### Set task:
Copy every line with the string "відповідей" in it.
#####
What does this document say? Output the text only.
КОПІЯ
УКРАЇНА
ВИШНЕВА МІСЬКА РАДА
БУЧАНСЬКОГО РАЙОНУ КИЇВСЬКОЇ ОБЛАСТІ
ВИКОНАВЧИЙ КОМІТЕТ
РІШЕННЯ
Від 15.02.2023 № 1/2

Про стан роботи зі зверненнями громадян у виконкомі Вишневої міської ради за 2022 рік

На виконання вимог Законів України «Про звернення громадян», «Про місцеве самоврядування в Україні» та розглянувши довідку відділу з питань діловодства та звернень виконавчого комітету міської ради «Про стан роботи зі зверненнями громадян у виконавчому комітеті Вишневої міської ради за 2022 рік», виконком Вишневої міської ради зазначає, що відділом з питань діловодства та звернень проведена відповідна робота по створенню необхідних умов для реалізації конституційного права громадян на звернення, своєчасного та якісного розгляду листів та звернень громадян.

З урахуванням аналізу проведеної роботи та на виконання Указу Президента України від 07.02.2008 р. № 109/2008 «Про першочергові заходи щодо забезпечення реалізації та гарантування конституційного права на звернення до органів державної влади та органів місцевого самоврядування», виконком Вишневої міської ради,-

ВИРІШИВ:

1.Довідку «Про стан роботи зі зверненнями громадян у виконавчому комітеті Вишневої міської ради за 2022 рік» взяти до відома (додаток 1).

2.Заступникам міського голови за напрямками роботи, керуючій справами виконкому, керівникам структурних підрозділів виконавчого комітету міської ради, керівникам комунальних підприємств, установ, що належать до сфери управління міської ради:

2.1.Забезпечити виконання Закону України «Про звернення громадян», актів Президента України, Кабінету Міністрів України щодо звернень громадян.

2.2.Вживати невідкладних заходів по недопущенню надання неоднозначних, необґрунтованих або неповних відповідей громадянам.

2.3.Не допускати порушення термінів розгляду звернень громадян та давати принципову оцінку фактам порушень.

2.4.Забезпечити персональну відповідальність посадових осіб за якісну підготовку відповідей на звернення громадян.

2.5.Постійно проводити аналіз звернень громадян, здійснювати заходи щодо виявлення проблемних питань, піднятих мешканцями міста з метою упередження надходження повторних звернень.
#####
### Response:
2.2.Вживати невідкладних заходів по недопущенню надання неоднозначних, необґрунтованих або неповних відповідей громадянам.
2.4.Забезпечити персональну відповідальність посадових осіб за якісну підготовку відповідей на звернення громадян.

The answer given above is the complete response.